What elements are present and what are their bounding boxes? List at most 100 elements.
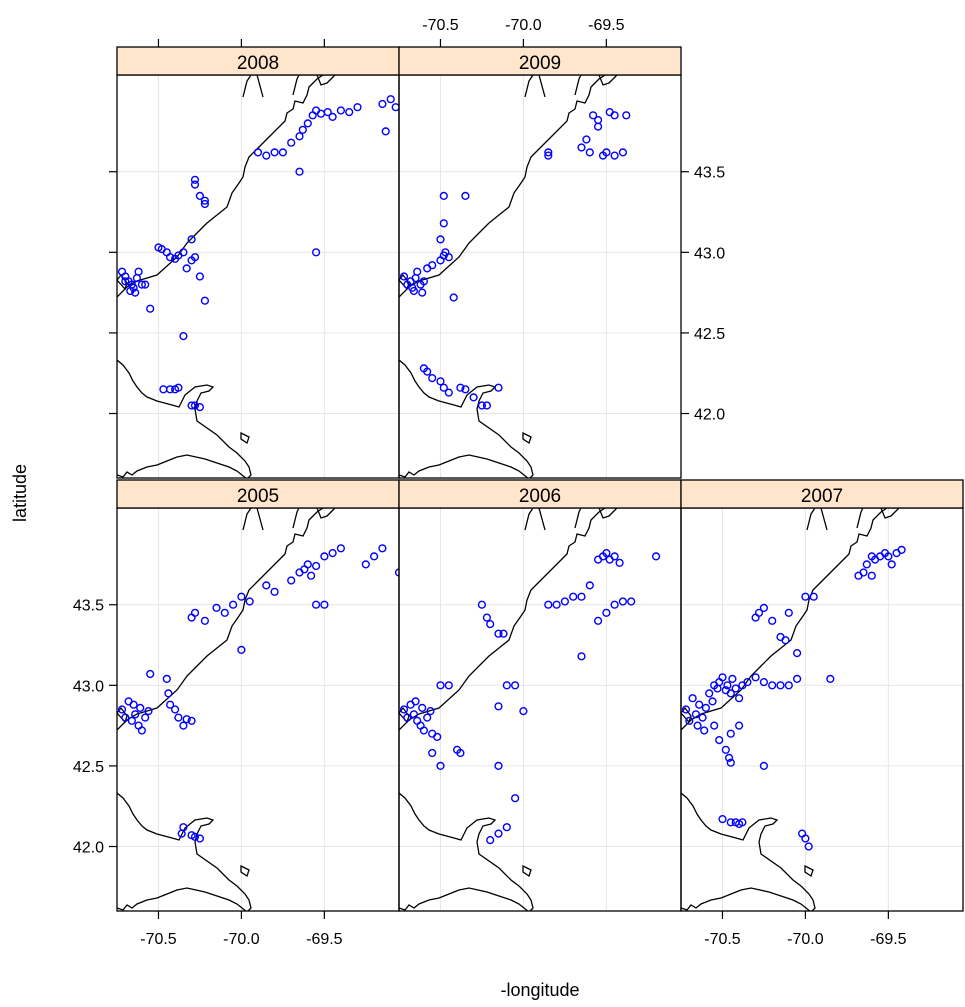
----
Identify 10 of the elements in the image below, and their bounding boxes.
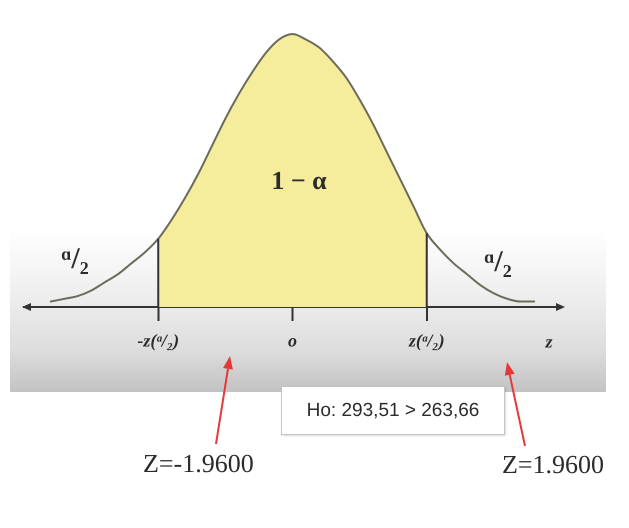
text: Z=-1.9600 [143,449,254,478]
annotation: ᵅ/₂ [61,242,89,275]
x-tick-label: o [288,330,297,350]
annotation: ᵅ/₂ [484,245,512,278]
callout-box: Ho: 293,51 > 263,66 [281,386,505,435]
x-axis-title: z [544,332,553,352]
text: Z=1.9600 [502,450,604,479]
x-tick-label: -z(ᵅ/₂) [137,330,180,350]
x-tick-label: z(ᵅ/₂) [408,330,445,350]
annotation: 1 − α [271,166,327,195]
----
**Problem details:**
Copy the rows word for word, from the line with "Identify 10 of" up to and including the line with "annotation: 1 − α [271,166,327,195]", leaving out the picture.

**Solution:**
Identify 10 of the elements in the image below, and their bounding boxes.
text: Z=-1.9600 [143,449,254,478]
annotation: ᵅ/₂ [61,242,89,275]
x-tick-label: o [288,330,297,350]
annotation: ᵅ/₂ [484,245,512,278]
callout-box: Ho: 293,51 > 263,66 [281,386,505,435]
x-axis-title: z [544,332,553,352]
text: Z=1.9600 [502,450,604,479]
x-tick-label: -z(ᵅ/₂) [137,330,180,350]
x-tick-label: z(ᵅ/₂) [408,330,445,350]
annotation: 1 − α [271,166,327,195]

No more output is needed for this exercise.